Set problem » Write every record out again exactly as given.

[Stored data entries]
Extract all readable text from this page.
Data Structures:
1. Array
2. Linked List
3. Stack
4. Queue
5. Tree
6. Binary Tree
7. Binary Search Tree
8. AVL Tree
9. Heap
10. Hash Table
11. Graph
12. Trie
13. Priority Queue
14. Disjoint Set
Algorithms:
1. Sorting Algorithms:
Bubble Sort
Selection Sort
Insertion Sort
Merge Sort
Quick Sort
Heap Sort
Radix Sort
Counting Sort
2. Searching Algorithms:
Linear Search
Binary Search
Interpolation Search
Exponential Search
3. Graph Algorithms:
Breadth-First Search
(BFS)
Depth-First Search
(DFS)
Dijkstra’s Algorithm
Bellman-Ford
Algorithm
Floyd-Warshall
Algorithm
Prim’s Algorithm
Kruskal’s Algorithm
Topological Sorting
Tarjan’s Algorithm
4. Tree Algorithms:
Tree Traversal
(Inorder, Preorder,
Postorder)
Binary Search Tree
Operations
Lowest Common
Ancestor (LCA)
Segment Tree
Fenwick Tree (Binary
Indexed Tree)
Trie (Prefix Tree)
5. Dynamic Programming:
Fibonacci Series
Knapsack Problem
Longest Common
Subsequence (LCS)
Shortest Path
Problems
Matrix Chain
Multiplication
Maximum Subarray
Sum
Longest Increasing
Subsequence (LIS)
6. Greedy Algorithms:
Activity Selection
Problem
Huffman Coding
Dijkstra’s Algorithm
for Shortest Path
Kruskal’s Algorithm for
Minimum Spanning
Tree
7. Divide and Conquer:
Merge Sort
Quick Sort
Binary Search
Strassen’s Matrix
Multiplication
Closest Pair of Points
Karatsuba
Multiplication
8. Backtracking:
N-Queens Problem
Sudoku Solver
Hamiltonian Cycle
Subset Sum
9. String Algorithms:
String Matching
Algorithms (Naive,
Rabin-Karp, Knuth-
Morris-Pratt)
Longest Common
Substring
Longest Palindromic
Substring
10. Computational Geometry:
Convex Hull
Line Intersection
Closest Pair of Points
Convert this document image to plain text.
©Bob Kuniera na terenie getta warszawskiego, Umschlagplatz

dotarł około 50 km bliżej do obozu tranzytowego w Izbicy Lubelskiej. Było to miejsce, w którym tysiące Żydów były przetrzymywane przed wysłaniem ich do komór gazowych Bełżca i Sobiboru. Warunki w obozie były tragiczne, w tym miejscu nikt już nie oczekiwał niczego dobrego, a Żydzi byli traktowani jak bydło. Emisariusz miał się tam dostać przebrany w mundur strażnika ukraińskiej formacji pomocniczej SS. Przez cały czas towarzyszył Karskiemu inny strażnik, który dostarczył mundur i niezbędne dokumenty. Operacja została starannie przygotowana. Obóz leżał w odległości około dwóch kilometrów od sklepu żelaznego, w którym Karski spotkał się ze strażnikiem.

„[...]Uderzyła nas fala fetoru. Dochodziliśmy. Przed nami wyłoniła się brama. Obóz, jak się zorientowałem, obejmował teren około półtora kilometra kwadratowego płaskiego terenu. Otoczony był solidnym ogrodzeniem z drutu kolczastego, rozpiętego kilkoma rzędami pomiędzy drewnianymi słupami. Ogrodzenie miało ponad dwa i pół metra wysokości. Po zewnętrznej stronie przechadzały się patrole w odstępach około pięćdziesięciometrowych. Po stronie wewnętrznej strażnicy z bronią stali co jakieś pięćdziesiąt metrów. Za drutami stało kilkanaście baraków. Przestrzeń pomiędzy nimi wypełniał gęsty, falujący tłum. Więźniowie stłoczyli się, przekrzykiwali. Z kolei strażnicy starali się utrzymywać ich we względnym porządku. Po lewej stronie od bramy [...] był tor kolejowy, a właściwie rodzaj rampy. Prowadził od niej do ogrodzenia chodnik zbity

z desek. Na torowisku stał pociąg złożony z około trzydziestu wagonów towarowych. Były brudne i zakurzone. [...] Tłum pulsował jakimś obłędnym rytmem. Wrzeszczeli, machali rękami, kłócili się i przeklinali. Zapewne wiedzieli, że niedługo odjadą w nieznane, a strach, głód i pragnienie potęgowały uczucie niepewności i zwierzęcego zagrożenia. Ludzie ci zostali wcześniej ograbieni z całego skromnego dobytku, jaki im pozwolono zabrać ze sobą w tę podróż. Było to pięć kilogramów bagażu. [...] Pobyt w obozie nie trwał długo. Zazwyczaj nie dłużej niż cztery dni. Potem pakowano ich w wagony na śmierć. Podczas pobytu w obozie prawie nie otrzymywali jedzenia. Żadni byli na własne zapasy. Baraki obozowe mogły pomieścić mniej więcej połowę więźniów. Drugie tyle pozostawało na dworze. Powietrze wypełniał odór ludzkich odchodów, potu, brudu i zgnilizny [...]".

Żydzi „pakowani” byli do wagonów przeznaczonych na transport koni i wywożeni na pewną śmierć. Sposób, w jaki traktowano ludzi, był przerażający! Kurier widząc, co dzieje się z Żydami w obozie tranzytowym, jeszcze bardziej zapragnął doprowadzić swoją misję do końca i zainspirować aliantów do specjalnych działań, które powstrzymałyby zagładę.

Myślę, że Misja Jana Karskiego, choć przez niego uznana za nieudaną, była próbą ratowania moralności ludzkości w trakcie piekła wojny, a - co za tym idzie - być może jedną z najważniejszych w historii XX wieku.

Task result »
Extract all readable text from this page.
Data Structures:
1. Array
2. Linked List
3. Stack
4. Queue
5. Tree
6. Binary Tree
7. Binary Search Tree
8. AVL Tree
9. Heap
10. Hash Table
11. Graph
12. Trie
13. Priority Queue
14. Disjoint Set
Algorithms:
1. Sorting Algorithms:
Bubble Sort
Selection Sort
Insertion Sort
Merge Sort
Quick Sort
Heap Sort
Radix Sort
Counting Sort
2. Searching Algorithms:
Linear Search
Binary Search
Interpolation Search
Exponential Search
3. Graph Algorithms:
Breadth-First Search
(BFS)
Depth-First Search
(DFS)
Dijkstra’s Algorithm
Bellman-Ford
Algorithm
Floyd-Warshall
Algorithm
Prim’s Algorithm
Kruskal’s Algorithm
Topological Sorting
Tarjan’s Algorithm
4. Tree Algorithms:
Tree Traversal
(Inorder, Preorder,
Postorder)
Binary Search Tree
Operations
Lowest Common
Ancestor (LCA)
Segment Tree
Fenwick Tree (Binary
Indexed Tree)
Trie (Prefix Tree)
5. Dynamic Programming:
Fibonacci Series
Knapsack Problem
Longest Common
Subsequence (LCS)
Shortest Path
Problems
Matrix Chain
Multiplication
Maximum Subarray
Sum
Longest Increasing
Subsequence (LIS)
6. Greedy Algorithms:
Activity Selection
Problem
Huffman Coding
Dijkstra’s Algorithm
for Shortest Path
Kruskal’s Algorithm for
Minimum Spanning
Tree
7. Divide and Conquer:
Merge Sort
Quick Sort
Binary Search
Strassen’s Matrix
Multiplication
Closest Pair of Points
Karatsuba
Multiplication
8. Backtracking:
N-Queens Problem
Sudoku Solver
Hamiltonian Cycle
Subset Sum
9. String Algorithms:
String Matching
Algorithms (Naive,
Rabin-Karp, Knuth-
Morris-Pratt)
Longest Common
Substring
Longest Palindromic
Substring
10. Computational Geometry:
Convex Hull
Line Intersection
Closest Pair of Points
Convert this document image to plain text.
©Bob Kuniera na terenie getta warszawskiego, Umschlagplatz

dotarł około 50 km bliżej do obozu tranzytowego w Izbicy Lubelskiej. Było to miejsce, w którym tysiące Żydów były przetrzymywane przed wysłaniem ich do komór gazowych Bełżca i Sobiboru. Warunki w obozie były tragiczne, w tym miejscu nikt już nie oczekiwał niczego dobrego, a Żydzi byli traktowani jak bydło. Emisariusz miał się tam dostać przebrany w mundur strażnika ukraińskiej formacji pomocniczej SS. Przez cały czas towarzyszył Karskiemu inny strażnik, który dostarczył mundur i niezbędne dokumenty. Operacja została starannie przygotowana. Obóz leżał w odległości około dwóch kilometrów od sklepu żelaznego, w którym Karski spotkał się ze strażnikiem.

„[...]Uderzyła nas fala fetoru. Dochodziliśmy. Przed nami wyłoniła się brama. Obóz, jak się zorientowałem, obejmował teren około półtora kilometra kwadratowego płaskiego terenu. Otoczony był solidnym ogrodzeniem z drutu kolczastego, rozpiętego kilkoma rzędami pomiędzy drewnianymi słupami. Ogrodzenie miało ponad dwa i pół metra wysokości. Po zewnętrznej stronie przechadzały się patrole w odstępach około pięćdziesięciometrowych. Po stronie wewnętrznej strażnicy z bronią stali co jakieś pięćdziesiąt metrów. Za drutami stało kilkanaście baraków. Przestrzeń pomiędzy nimi wypełniał gęsty, falujący tłum. Więźniowie stłoczyli się, przekrzykiwali. Z kolei strażnicy starali się utrzymywać ich we względnym porządku. Po lewej stronie od bramy [...] był tor kolejowy, a właściwie rodzaj rampy. Prowadził od niej do ogrodzenia chodnik zbity

z desek. Na torowisku stał pociąg złożony z około trzydziestu wagonów towarowych. Były brudne i zakurzone. [...] Tłum pulsował jakimś obłędnym rytmem. Wrzeszczeli, machali rękami, kłócili się i przeklinali. Zapewne wiedzieli, że niedługo odjadą w nieznane, a strach, głód i pragnienie potęgowały uczucie niepewności i zwierzęcego zagrożenia. Ludzie ci zostali wcześniej ograbieni z całego skromnego dobytku, jaki im pozwolono zabrać ze sobą w tę podróż. Było to pięć kilogramów bagażu. [...] Pobyt w obozie nie trwał długo. Zazwyczaj nie dłużej niż cztery dni. Potem pakowano ich w wagony na śmierć. Podczas pobytu w obozie prawie nie otrzymywali jedzenia. Żadni byli na własne zapasy. Baraki obozowe mogły pomieścić mniej więcej połowę więźniów. Drugie tyle pozostawało na dworze. Powietrze wypełniał odór ludzkich odchodów, potu, brudu i zgnilizny [...]".

Żydzi „pakowani” byli do wagonów przeznaczonych na transport koni i wywożeni na pewną śmierć. Sposób, w jaki traktowano ludzi, był przerażający! Kurier widząc, co dzieje się z Żydami w obozie tranzytowym, jeszcze bardziej zapragnął doprowadzić swoją misję do końca i zainspirować aliantów do specjalnych działań, które powstrzymałyby zagładę.

Myślę, że Misja Jana Karskiego, choć przez niego uznana za nieudaną, była próbą ratowania moralności ludzkości w trakcie piekła wojny, a - co za tym idzie - być może jedną z najważniejszych w historii XX wieku.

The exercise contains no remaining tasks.